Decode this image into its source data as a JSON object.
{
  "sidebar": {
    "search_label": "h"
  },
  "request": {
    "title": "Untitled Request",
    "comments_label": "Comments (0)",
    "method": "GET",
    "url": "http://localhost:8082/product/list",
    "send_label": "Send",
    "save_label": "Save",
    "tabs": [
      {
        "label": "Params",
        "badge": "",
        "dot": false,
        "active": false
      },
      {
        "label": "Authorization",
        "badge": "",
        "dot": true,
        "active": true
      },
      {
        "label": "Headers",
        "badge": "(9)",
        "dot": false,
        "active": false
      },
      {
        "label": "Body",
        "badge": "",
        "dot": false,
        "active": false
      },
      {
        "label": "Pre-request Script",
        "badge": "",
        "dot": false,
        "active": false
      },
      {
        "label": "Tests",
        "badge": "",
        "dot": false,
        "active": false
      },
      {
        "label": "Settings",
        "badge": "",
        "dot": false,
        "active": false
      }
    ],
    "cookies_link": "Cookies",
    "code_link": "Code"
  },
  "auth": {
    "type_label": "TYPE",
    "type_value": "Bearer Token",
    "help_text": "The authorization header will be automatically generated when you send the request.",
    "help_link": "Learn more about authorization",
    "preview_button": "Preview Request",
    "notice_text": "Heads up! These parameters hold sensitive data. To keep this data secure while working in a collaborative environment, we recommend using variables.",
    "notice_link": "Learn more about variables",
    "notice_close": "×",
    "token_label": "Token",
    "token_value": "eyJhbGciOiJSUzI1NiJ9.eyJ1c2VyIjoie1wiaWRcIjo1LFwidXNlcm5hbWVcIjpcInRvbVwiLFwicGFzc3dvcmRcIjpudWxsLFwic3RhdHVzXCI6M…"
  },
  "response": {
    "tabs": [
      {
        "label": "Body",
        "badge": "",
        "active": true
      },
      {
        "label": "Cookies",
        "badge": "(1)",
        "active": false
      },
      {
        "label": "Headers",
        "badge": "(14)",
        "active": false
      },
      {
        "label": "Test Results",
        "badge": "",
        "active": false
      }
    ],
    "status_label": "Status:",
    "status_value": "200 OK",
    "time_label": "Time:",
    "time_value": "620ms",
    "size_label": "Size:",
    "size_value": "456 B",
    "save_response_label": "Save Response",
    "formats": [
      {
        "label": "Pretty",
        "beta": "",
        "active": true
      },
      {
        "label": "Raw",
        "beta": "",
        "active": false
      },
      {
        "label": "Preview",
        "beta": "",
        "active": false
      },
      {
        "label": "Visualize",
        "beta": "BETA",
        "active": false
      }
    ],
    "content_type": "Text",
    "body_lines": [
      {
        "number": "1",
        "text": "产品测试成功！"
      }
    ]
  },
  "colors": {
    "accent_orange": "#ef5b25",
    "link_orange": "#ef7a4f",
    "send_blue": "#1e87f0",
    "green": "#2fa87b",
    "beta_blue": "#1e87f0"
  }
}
--------------------------------------------------
Repeat the material in full, exactly as it stands.

Decode this image into its source data as a JSON object.
{
  "sidebar": {
    "search_label": "h"
  },
  "request": {
    "title": "Untitled Request",
    "comments_label": "Comments (0)",
    "method": "GET",
    "url": "http://localhost:8082/product/list",
    "send_label": "Send",
    "save_label": "Save",
    "tabs": [
      {
        "label": "Params",
        "badge": "",
        "dot": false,
        "active": false
      },
      {
        "label": "Authorization",
        "badge": "",
        "dot": true,
        "active": true
      },
      {
        "label": "Headers",
        "badge": "(9)",
        "dot": false,
        "active": false
      },
      {
        "label": "Body",
        "badge": "",
        "dot": false,
        "active": false
      },
      {
        "label": "Pre-request Script",
        "badge": "",
        "dot": false,
        "active": false
      },
      {
        "label": "Tests",
        "badge": "",
        "dot": false,
        "active": false
      },
      {
        "label": "Settings",
        "badge": "",
        "dot": false,
        "active": false
      }
    ],
    "cookies_link": "Cookies",
    "code_link": "Code"
  },
  "auth": {
    "type_label": "TYPE",
    "type_value": "Bearer Token",
    "help_text": "The authorization header will be automatically generated when you send the request.",
    "help_link": "Learn more about authorization",
    "preview_button": "Preview Request",
    "notice_text": "Heads up! These parameters hold sensitive data. To keep this data secure while working in a collaborative environment, we recommend using variables.",
    "notice_link": "Learn more about variables",
    "notice_close": "×",
    "token_label": "Token",
    "token_value": "eyJhbGciOiJSUzI1NiJ9.eyJ1c2VyIjoie1wiaWRcIjo1LFwidXNlcm5hbWVcIjpcInRvbVwiLFwicGFzc3dvcmRcIjpudWxsLFwic3RhdHVzXCI6M…"
  },
  "response": {
    "tabs": [
      {
        "label": "Body",
        "badge": "",
        "active": true
      },
      {
        "label": "Cookies",
        "badge": "(1)",
        "active": false
      },
      {
        "label": "Headers",
        "badge": "(14)",
        "active": false
      },
      {
        "label": "Test Results",
        "badge": "",
        "active": false
      }
    ],
    "status_label": "Status:",
    "status_value": "200 OK",
    "time_label": "Time:",
    "time_value": "620ms",
    "size_label": "Size:",
    "size_value": "456 B",
    "save_response_label": "Save Response",
    "formats": [
      {
        "label": "Pretty",
        "beta": "",
        "active": true
      },
      {
        "label": "Raw",
        "beta": "",
        "active": false
      },
      {
        "label": "Preview",
        "beta": "",
        "active": false
      },
      {
        "label": "Visualize",
        "beta": "BETA",
        "active": false
      }
    ],
    "content_type": "Text",
    "body_lines": [
      {
        "number": "1",
        "text": "产品测试成功！"
      }
    ]
  },
  "colors": {
    "accent_orange": "#ef5b25",
    "link_orange": "#ef7a4f",
    "send_blue": "#1e87f0",
    "green": "#2fa87b",
    "beta_blue": "#1e87f0"
  }
}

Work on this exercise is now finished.